[begin Provided information]
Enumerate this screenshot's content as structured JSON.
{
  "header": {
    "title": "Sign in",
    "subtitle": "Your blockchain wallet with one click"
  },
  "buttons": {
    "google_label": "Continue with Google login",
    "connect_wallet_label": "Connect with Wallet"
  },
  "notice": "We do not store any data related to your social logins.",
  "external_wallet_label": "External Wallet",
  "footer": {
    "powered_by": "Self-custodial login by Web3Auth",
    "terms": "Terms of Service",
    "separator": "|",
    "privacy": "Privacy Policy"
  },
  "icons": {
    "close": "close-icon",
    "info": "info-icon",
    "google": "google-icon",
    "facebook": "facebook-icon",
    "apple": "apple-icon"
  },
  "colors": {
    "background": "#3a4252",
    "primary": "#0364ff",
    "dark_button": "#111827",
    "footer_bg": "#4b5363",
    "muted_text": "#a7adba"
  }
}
[end Provided information]
- **Set exercise**
Repeat the material from above exactly, word for word.

- **Solution to the problem**
Enumerate this screenshot's content as structured JSON.
{
  "header": {
    "title": "Sign in",
    "subtitle": "Your blockchain wallet with one click"
  },
  "buttons": {
    "google_label": "Continue with Google login",
    "connect_wallet_label": "Connect with Wallet"
  },
  "notice": "We do not store any data related to your social logins.",
  "external_wallet_label": "External Wallet",
  "footer": {
    "powered_by": "Self-custodial login by Web3Auth",
    "terms": "Terms of Service",
    "separator": "|",
    "privacy": "Privacy Policy"
  },
  "icons": {
    "close": "close-icon",
    "info": "info-icon",
    "google": "google-icon",
    "facebook": "facebook-icon",
    "apple": "apple-icon"
  },
  "colors": {
    "background": "#3a4252",
    "primary": "#0364ff",
    "dark_button": "#111827",
    "footer_bg": "#4b5363",
    "muted_text": "#a7adba"
  }
}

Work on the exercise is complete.